▶ _WHAT THE TASK REQUIRES_
Reproduce every line of the records below word for word, with nothing added, dropped, or changed.

· · · · · · ·

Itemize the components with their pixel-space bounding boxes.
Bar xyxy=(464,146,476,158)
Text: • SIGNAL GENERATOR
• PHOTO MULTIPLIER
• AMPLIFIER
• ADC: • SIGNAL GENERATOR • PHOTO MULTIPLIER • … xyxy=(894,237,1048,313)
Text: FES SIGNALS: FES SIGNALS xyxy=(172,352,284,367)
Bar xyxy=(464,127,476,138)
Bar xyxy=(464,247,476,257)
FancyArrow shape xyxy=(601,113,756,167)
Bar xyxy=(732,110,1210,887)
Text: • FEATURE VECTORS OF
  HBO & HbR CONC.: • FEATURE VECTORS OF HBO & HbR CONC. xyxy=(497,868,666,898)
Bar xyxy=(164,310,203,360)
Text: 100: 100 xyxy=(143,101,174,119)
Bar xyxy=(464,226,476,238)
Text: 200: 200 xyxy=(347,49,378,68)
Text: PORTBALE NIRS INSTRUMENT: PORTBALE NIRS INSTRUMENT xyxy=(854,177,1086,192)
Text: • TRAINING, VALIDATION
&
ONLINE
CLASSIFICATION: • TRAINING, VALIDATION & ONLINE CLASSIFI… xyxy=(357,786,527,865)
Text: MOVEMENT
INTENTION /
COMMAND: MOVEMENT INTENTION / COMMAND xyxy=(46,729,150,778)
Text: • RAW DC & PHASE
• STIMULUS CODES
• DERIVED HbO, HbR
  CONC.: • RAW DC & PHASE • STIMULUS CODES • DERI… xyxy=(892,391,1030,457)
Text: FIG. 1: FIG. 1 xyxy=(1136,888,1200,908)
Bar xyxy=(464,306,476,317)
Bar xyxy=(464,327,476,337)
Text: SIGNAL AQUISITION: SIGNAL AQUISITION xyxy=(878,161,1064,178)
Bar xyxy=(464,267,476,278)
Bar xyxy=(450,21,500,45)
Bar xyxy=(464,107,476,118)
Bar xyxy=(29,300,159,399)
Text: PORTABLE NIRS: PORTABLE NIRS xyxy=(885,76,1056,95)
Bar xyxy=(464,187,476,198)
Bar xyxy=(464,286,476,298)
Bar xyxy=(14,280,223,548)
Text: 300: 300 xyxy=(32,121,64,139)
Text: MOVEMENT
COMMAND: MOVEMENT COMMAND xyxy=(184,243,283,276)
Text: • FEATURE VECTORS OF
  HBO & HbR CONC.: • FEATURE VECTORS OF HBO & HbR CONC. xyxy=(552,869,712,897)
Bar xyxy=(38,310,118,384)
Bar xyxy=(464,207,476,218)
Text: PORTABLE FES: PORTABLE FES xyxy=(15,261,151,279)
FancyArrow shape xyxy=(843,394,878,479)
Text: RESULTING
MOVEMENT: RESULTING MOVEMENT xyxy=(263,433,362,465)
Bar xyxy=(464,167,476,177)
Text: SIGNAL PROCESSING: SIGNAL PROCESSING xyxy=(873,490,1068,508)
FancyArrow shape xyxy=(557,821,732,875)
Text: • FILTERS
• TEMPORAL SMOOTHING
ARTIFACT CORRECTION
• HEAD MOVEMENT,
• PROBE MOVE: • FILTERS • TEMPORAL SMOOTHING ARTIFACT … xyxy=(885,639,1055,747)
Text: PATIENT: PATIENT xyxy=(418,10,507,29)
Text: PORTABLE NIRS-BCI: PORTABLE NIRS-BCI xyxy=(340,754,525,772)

· · · · · · ·

▶ _WRITTEN ANSWER_
Itemize the components with their pixel-space bounding boxes.
Bar xyxy=(464,146,476,158)
Text: • SIGNAL GENERATOR
• PHOTO MULTIPLIER
• AMPLIFIER
• ADC: • SIGNAL GENERATOR • PHOTO MULTIPLIER • … xyxy=(894,237,1048,313)
Text: FES SIGNALS: FES SIGNALS xyxy=(172,352,284,367)
Bar xyxy=(464,127,476,138)
Bar xyxy=(464,247,476,257)
FancyArrow shape xyxy=(601,113,756,167)
Bar xyxy=(732,110,1210,887)
Text: • FEATURE VECTORS OF
  HBO & HbR CONC.: • FEATURE VECTORS OF HBO & HbR CONC. xyxy=(497,868,666,898)
Bar xyxy=(164,310,203,360)
Text: 100: 100 xyxy=(143,101,174,119)
Bar xyxy=(464,226,476,238)
Text: 200: 200 xyxy=(347,49,378,68)
Text: PORTBALE NIRS INSTRUMENT: PORTBALE NIRS INSTRUMENT xyxy=(854,177,1086,192)
Text: • TRAINING, VALIDATION
&
ONLINE
CLASSIFICATION: • TRAINING, VALIDATION & ONLINE CLASSIFI… xyxy=(357,786,527,865)
Text: MOVEMENT
INTENTION /
COMMAND: MOVEMENT INTENTION / COMMAND xyxy=(46,729,150,778)
Text: • RAW DC & PHASE
• STIMULUS CODES
• DERIVED HbO, HbR
  CONC.: • RAW DC & PHASE • STIMULUS CODES • DERI… xyxy=(892,391,1030,457)
Text: FIG. 1: FIG. 1 xyxy=(1136,888,1200,908)
Bar xyxy=(464,306,476,317)
Bar xyxy=(464,327,476,337)
Text: SIGNAL AQUISITION: SIGNAL AQUISITION xyxy=(878,161,1064,178)
Bar xyxy=(464,267,476,278)
Bar xyxy=(450,21,500,45)
Bar xyxy=(464,107,476,118)
Bar xyxy=(29,300,159,399)
Text: PORTABLE NIRS: PORTABLE NIRS xyxy=(885,76,1056,95)
Bar xyxy=(464,187,476,198)
Bar xyxy=(464,286,476,298)
Bar xyxy=(14,280,223,548)
Text: 300: 300 xyxy=(32,121,64,139)
Text: MOVEMENT
COMMAND: MOVEMENT COMMAND xyxy=(184,243,283,276)
Text: • FEATURE VECTORS OF
  HBO & HbR CONC.: • FEATURE VECTORS OF HBO & HbR CONC. xyxy=(552,869,712,897)
Bar xyxy=(38,310,118,384)
Bar xyxy=(464,207,476,218)
Text: PORTABLE FES: PORTABLE FES xyxy=(15,261,151,279)
FancyArrow shape xyxy=(843,394,878,479)
Text: RESULTING
MOVEMENT: RESULTING MOVEMENT xyxy=(263,433,362,465)
Bar xyxy=(464,167,476,177)
Text: SIGNAL PROCESSING: SIGNAL PROCESSING xyxy=(873,490,1068,508)
FancyArrow shape xyxy=(557,821,732,875)
Text: • FILTERS
• TEMPORAL SMOOTHING
ARTIFACT CORRECTION
• HEAD MOVEMENT,
• PROBE MOVE: • FILTERS • TEMPORAL SMOOTHING ARTIFACT … xyxy=(885,639,1055,747)
Text: PATIENT: PATIENT xyxy=(418,10,507,29)
Text: PORTABLE NIRS-BCI: PORTABLE NIRS-BCI xyxy=(340,754,525,772)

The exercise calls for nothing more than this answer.